- **TASK PROMPT**
Using the data beneath, show every line that includes the word "this".

======== SUPPLIED ENTRIES ========

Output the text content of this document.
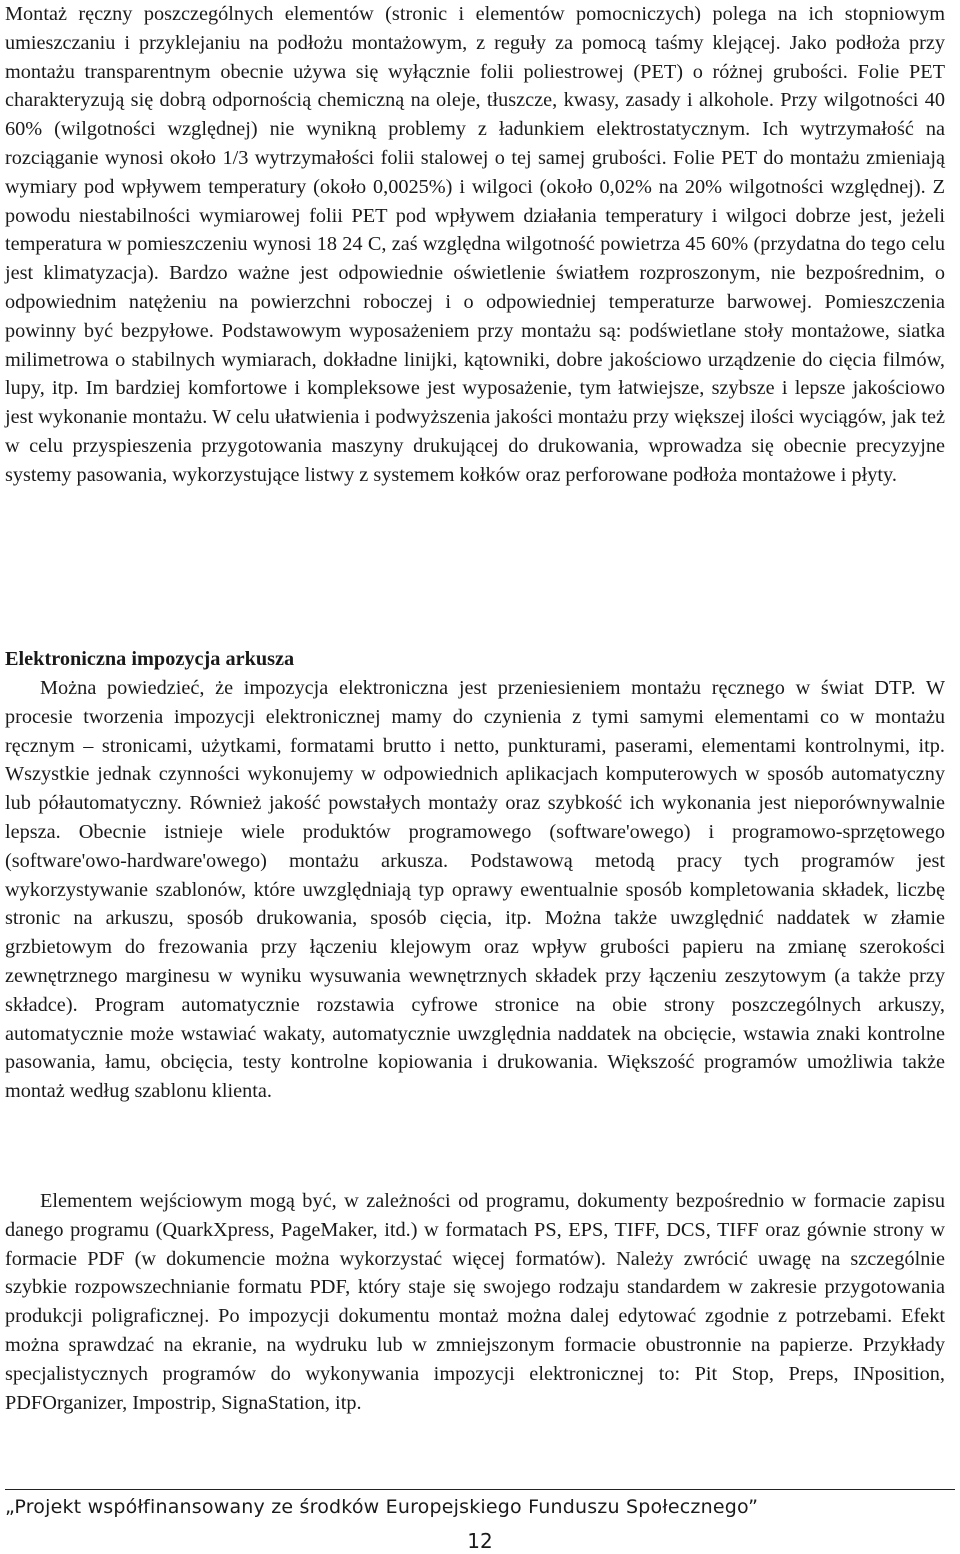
Montaż ręczny poszczególnych elementów (stronic i elementów pomocniczych) polega na ich stopniowym umieszczaniu i przyklejaniu na podłożu montażowym, z reguły za pomocą taśmy klejącej. Jako podłoża przy montażu transparentnym obecnie używa się wyłącznie folii poliestrowej (PET) o różnej grubości. Folie PET charakteryzują się dobrą odpornością chemiczną na oleje, tłuszcze, kwasy, zasady i alkohole. Przy wilgotności 40 60% (wilgotności względnej) nie wynikną problemy z ładunkiem elektrostatycznym. Ich wytrzymałość na rozciąganie wynosi około 1/3 wytrzymałości folii stalowej o tej samej grubości. Folie PET do montażu zmieniają wymiary pod wpływem temperatury (około 0,0025%) i wilgoci (około 0,02% na 20% wilgotności względnej). Z powodu niestabilności wymiarowej folii PET pod wpływem działania temperatury i wilgoci dobrze jest, jeżeli temperatura w pomieszczeniu wynosi 18 24 C, zaś względna wilgotność powietrza 45 60% (przydatna do tego celu jest klimatyzacja). Bardzo ważne jest odpowiednie oświetlenie światłem rozproszonym, nie bezpośrednim, o odpowiednim natężeniu na powierzchni roboczej i o odpowiedniej temperaturze barwowej. Pomieszczenia powinny być bezpyłowe. Podstawowym wyposażeniem przy montażu są: podświetlane stoły montażowe, siatka milimetrowa o stabilnych wymiarach, dokładne linijki, kątowniki, dobre jakościowo urządzenie do cięcia filmów, lupy, itp. Im bardziej komfortowe i kompleksowe jest wyposażenie, tym łatwiejsze, szybsze i lepsze jakościowo jest wykonanie montażu. W celu ułatwienia i podwyższenia jakości montażu przy większej ilości wyciągów, jak też w celu przyspieszenia przygotowania maszyny drukującej do drukowania, wprowadza się obecnie precyzyjne systemy pasowania, wykorzystujące listwy z systemem kołków oraz perforowane podłoża montażowe i płyty.

Elektroniczna impozycja arkusza

Można powiedzieć, że impozycja elektroniczna jest przeniesieniem montażu ręcznego w świat DTP. W procesie tworzenia impozycji elektronicznej mamy do czynienia z tymi samymi elementami co w montażu ręcznym – stronicami, użytkami, formatami brutto i netto, punkturami, paserami, elementami kontrolnymi, itp. Wszystkie jednak czynności wykonujemy w odpowiednich aplikacjach komputerowych w sposób automatyczny lub półautomatyczny. Również jakość powstałych montaży oraz szybkość ich wykonania jest nieporównywalnie lepsza. Obecnie istnieje wiele produktów programowego (software'owego) i programowo-sprzętowego (software'owo-hardware'owego) montażu arkusza. Podstawową metodą pracy tych programów jest wykorzystywanie szablonów, które uwzględniają typ oprawy ewentualnie sposób kompletowania składek, liczbę stronic na arkuszu, sposób drukowania, sposób cięcia, itp. Można także uwzględnić naddatek w złamie grzbietowym do frezowania przy łączeniu klejowym oraz wpływ grubości papieru na zmianę szerokości zewnętrznego marginesu w wyniku wysuwania wewnętrznych składek przy łączeniu zeszytowym (a także przy składce). Program automatycznie rozstawia cyfrowe stronice na obie strony poszczególnych arkuszy, automatycznie może wstawiać wakaty, automatycznie uwzględnia naddatek na obcięcie, wstawia znaki kontrolne pasowania, łamu, obcięcia, testy kontrolne kopiowania i drukowania. Większość programów umożliwia także montaż według szablonu klienta.

Elementem wejściowym mogą być, w zależności od programu, dokumenty bezpośrednio w formacie zapisu danego programu (QuarkXpress, PageMaker, itd.) w formatach PS, EPS, TIFF, DCS, TIFF oraz gównie strony w formacie PDF (w dokumencie można wykorzystać więcej formatów). Należy zwrócić uwagę na szczególnie szybkie rozpowszechnianie formatu PDF, który staje się swojego rodzaju standardem w zakresie przygotowania produkcji poligraficznej. Po impozycji dokumentu montaż można dalej edytować zgodnie z potrzebami. Efekt można sprawdzać na ekranie, na wydruku lub w zmniejszonym formacie obustronnie na papierze. Przykłady specjalistycznych programów do wykonywania impozycji elektronicznej to: Pit Stop, Preps, INposition, PDFOrganizer, Impostrip, SignaStation, itp.

„Projekt współfinansowany ze środków Europejskiego Funduszu Społecznego”
12
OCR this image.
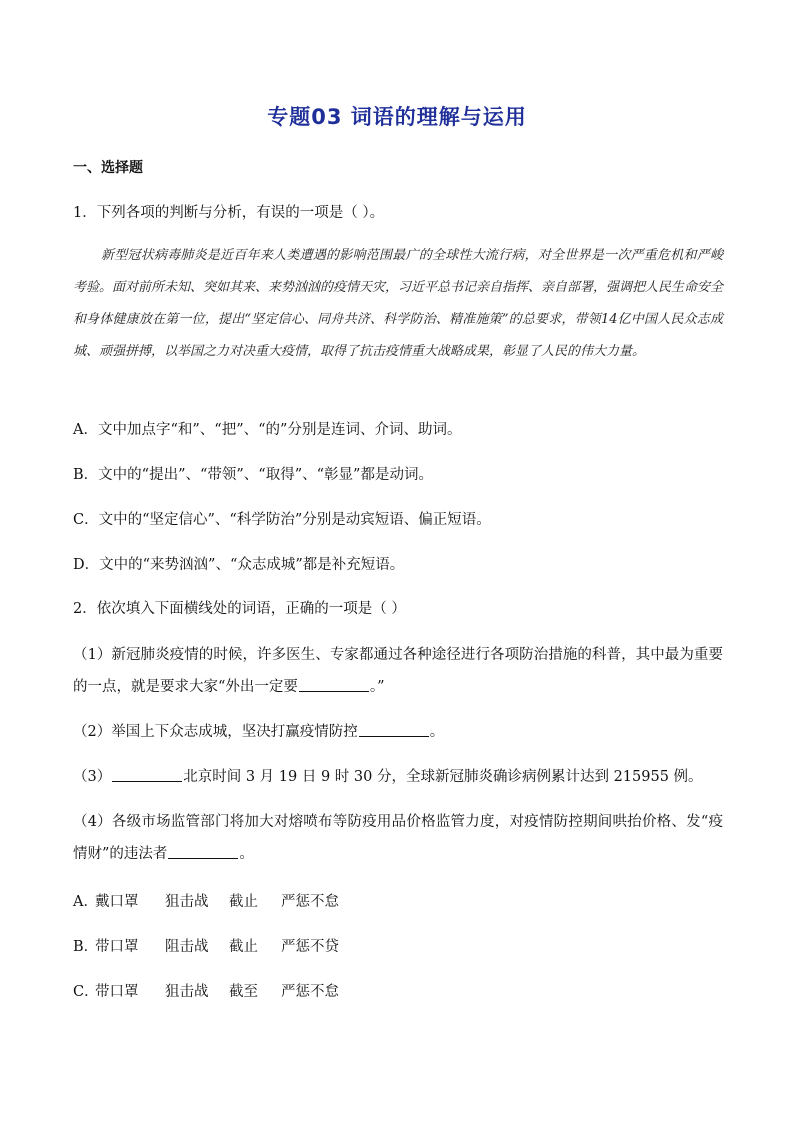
专题03 词语的理解与运用
一、选择题
1．下列各项的判断与分析，有误的一项是（ ）。
新型冠状病毒肺炎是近百年来人类遭遇的影响范围最广的全球性大流行病，对全世界是一次严重危机和严峻考验。面对前所未知、突如其来、来势汹汹的疫情天灾，习近平总书记亲自指挥、亲自部署，强调把人民生命安全和身体健康放在第一位，提出“坚定信心、同舟共济、科学防治、精准施策”的总要求，带领14亿中国人民众志成城、顽强拼搏，以举国之力对决重大疫情，取得了抗击疫情重大战略成果，彰显了人民的伟大力量。
A．文中加点字“和”、“把”、“的”分别是连词、介词、助词。
B．文中的“提出”、“带领”、“取得”、“彰显”都是动词。
C．文中的“坚定信心”、“科学防治”分别是动宾短语、偏正短语。
D．文中的“来势汹汹”、“众志成城”都是补充短语。
2．依次填入下面横线处的词语，正确的一项是（ ）
（1）新冠肺炎疫情的时候，许多医生、专家都通过各种途径进行各项防治措施的科普，其中最为重要的一点，就是要求大家“外出一定要	。”
（2）举国上下众志成城，坚决打赢疫情防控	。
（3）	北京时间 3 月 19 日 9 时 30 分，全球新冠肺炎确诊病例累计达到 215955 例。
（4）各级市场监管部门将加大对熔喷布等防疫用品价格监管力度，对疫情防控期间哄抬价格、发“疫情财”的违法者	。
A．戴口罩 狙击战 截止 严惩不怠
B．带口罩 阻击战 截止 严惩不贷
C．带口罩 狙击战 截至 严惩不怠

========

- **THE OUTPUT**
Output the text content of this document.
OCR this image.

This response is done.